-- Instruction --
Copy every line of the entries that includes the word "寺嶋由芙".

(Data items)
■ ■ ■ ■ ■

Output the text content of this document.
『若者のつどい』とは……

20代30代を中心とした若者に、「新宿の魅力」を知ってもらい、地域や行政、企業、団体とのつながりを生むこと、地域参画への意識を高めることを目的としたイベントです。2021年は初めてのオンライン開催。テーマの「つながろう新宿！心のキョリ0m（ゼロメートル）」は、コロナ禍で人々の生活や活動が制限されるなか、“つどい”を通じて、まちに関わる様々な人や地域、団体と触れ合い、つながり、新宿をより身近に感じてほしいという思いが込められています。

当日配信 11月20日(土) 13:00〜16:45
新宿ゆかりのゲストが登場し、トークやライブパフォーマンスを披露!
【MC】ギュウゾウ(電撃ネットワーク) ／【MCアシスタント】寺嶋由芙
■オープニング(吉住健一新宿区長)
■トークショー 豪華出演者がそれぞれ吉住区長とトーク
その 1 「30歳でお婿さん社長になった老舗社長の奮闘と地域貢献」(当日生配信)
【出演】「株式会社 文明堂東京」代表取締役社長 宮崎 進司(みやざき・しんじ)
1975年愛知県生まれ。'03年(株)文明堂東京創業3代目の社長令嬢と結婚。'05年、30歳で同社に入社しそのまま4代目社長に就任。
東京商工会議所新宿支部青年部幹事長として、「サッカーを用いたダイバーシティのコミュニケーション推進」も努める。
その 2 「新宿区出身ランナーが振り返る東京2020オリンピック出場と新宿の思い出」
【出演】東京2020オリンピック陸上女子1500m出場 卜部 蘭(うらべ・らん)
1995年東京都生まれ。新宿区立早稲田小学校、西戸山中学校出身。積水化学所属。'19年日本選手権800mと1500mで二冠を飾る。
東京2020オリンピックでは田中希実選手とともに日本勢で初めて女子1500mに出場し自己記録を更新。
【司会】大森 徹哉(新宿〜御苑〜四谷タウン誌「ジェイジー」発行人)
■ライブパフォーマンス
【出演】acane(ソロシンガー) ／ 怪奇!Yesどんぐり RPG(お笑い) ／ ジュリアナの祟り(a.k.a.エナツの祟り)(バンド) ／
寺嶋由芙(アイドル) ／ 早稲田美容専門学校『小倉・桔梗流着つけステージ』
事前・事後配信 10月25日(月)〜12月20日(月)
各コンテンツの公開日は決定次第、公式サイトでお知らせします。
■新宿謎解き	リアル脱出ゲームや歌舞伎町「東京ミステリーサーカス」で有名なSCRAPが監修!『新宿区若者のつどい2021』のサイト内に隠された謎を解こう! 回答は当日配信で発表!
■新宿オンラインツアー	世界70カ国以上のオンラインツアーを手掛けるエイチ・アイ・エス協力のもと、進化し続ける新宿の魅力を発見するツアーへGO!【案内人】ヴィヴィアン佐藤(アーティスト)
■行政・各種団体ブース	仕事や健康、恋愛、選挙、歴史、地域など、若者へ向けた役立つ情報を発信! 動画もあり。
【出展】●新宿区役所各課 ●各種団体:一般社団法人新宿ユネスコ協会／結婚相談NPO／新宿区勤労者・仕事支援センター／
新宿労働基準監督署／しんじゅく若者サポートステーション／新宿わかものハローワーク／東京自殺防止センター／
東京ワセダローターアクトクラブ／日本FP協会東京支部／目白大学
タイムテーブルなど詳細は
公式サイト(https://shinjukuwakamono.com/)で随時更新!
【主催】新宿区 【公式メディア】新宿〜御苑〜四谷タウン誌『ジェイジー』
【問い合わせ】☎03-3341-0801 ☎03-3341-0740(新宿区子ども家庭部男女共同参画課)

■ ■ ■ ■ ■

-- Task answer --
【MC】ギュウゾウ(電撃ネットワーク) ／【MCアシスタント】寺嶋由芙
寺嶋由芙(アイドル) ／ 早稲田美容専門学校『小倉・桔梗流着つけステージ』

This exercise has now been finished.